- **Task**: Repeat all of the data precisely.

- **The records**:
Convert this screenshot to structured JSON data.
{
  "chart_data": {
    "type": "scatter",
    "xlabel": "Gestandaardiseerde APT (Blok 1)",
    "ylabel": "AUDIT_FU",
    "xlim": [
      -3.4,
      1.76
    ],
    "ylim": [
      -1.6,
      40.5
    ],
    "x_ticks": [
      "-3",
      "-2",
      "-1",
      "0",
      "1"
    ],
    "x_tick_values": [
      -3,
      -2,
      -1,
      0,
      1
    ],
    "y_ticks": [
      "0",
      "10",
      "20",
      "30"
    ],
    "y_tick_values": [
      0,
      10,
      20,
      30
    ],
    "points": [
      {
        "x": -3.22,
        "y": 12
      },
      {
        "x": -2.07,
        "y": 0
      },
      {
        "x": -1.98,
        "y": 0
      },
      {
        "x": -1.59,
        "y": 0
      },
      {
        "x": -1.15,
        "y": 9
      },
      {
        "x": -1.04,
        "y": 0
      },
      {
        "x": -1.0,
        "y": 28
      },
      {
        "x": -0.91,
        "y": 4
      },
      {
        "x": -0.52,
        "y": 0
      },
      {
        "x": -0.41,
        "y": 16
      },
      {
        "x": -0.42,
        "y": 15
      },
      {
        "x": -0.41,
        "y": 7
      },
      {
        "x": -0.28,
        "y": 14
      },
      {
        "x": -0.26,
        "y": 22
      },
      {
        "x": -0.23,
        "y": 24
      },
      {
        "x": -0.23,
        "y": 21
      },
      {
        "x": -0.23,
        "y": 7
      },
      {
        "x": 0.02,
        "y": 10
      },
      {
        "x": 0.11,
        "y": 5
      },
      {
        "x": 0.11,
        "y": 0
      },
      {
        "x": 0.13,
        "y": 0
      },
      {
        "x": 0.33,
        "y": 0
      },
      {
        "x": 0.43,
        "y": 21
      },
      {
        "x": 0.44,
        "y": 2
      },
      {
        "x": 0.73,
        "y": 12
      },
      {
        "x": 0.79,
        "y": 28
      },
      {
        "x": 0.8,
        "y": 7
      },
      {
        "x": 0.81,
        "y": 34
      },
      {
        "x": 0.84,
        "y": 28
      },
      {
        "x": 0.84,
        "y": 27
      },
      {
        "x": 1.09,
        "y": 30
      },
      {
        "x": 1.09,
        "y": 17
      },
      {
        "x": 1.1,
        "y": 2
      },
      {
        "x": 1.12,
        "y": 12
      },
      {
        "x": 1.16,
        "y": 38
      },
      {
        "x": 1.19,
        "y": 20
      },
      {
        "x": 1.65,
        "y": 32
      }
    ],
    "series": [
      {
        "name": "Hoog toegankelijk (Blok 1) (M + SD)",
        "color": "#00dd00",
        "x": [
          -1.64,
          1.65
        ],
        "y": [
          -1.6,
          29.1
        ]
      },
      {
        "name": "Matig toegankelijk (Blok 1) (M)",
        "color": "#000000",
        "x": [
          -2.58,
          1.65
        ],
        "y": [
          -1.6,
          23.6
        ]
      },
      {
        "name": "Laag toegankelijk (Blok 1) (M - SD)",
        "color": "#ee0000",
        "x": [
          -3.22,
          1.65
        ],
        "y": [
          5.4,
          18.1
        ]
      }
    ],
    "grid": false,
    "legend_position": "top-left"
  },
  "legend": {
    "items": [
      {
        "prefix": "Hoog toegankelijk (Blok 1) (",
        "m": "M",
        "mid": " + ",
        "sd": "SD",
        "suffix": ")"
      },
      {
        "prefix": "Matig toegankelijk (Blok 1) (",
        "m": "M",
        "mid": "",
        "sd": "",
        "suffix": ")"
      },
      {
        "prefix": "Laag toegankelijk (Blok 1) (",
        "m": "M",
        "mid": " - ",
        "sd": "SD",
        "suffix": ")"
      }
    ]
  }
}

- **Solution to this task**:
Convert this screenshot to structured JSON data.
{
  "chart_data": {
    "type": "scatter",
    "xlabel": "Gestandaardiseerde APT (Blok 1)",
    "ylabel": "AUDIT_FU",
    "xlim": [
      -3.4,
      1.76
    ],
    "ylim": [
      -1.6,
      40.5
    ],
    "x_ticks": [
      "-3",
      "-2",
      "-1",
      "0",
      "1"
    ],
    "x_tick_values": [
      -3,
      -2,
      -1,
      0,
      1
    ],
    "y_ticks": [
      "0",
      "10",
      "20",
      "30"
    ],
    "y_tick_values": [
      0,
      10,
      20,
      30
    ],
    "points": [
      {
        "x": -3.22,
        "y": 12
      },
      {
        "x": -2.07,
        "y": 0
      },
      {
        "x": -1.98,
        "y": 0
      },
      {
        "x": -1.59,
        "y": 0
      },
      {
        "x": -1.15,
        "y": 9
      },
      {
        "x": -1.04,
        "y": 0
      },
      {
        "x": -1.0,
        "y": 28
      },
      {
        "x": -0.91,
        "y": 4
      },
      {
        "x": -0.52,
        "y": 0
      },
      {
        "x": -0.41,
        "y": 16
      },
      {
        "x": -0.42,
        "y": 15
      },
      {
        "x": -0.41,
        "y": 7
      },
      {
        "x": -0.28,
        "y": 14
      },
      {
        "x": -0.26,
        "y": 22
      },
      {
        "x": -0.23,
        "y": 24
      },
      {
        "x": -0.23,
        "y": 21
      },
      {
        "x": -0.23,
        "y": 7
      },
      {
        "x": 0.02,
        "y": 10
      },
      {
        "x": 0.11,
        "y": 5
      },
      {
        "x": 0.11,
        "y": 0
      },
      {
        "x": 0.13,
        "y": 0
      },
      {
        "x": 0.33,
        "y": 0
      },
      {
        "x": 0.43,
        "y": 21
      },
      {
        "x": 0.44,
        "y": 2
      },
      {
        "x": 0.73,
        "y": 12
      },
      {
        "x": 0.79,
        "y": 28
      },
      {
        "x": 0.8,
        "y": 7
      },
      {
        "x": 0.81,
        "y": 34
      },
      {
        "x": 0.84,
        "y": 28
      },
      {
        "x": 0.84,
        "y": 27
      },
      {
        "x": 1.09,
        "y": 30
      },
      {
        "x": 1.09,
        "y": 17
      },
      {
        "x": 1.1,
        "y": 2
      },
      {
        "x": 1.12,
        "y": 12
      },
      {
        "x": 1.16,
        "y": 38
      },
      {
        "x": 1.19,
        "y": 20
      },
      {
        "x": 1.65,
        "y": 32
      }
    ],
    "series": [
      {
        "name": "Hoog toegankelijk (Blok 1) (M + SD)",
        "color": "#00dd00",
        "x": [
          -1.64,
          1.65
        ],
        "y": [
          -1.6,
          29.1
        ]
      },
      {
        "name": "Matig toegankelijk (Blok 1) (M)",
        "color": "#000000",
        "x": [
          -2.58,
          1.65
        ],
        "y": [
          -1.6,
          23.6
        ]
      },
      {
        "name": "Laag toegankelijk (Blok 1) (M - SD)",
        "color": "#ee0000",
        "x": [
          -3.22,
          1.65
        ],
        "y": [
          5.4,
          18.1
        ]
      }
    ],
    "grid": false,
    "legend_position": "top-left"
  },
  "legend": {
    "items": [
      {
        "prefix": "Hoog toegankelijk (Blok 1) (",
        "m": "M",
        "mid": " + ",
        "sd": "SD",
        "suffix": ")"
      },
      {
        "prefix": "Matig toegankelijk (Blok 1) (",
        "m": "M",
        "mid": "",
        "sd": "",
        "suffix": ")"
      },
      {
        "prefix": "Laag toegankelijk (Blok 1) (",
        "m": "M",
        "mid": " - ",
        "sd": "SD",
        "suffix": ")"
      }
    ]
  }
}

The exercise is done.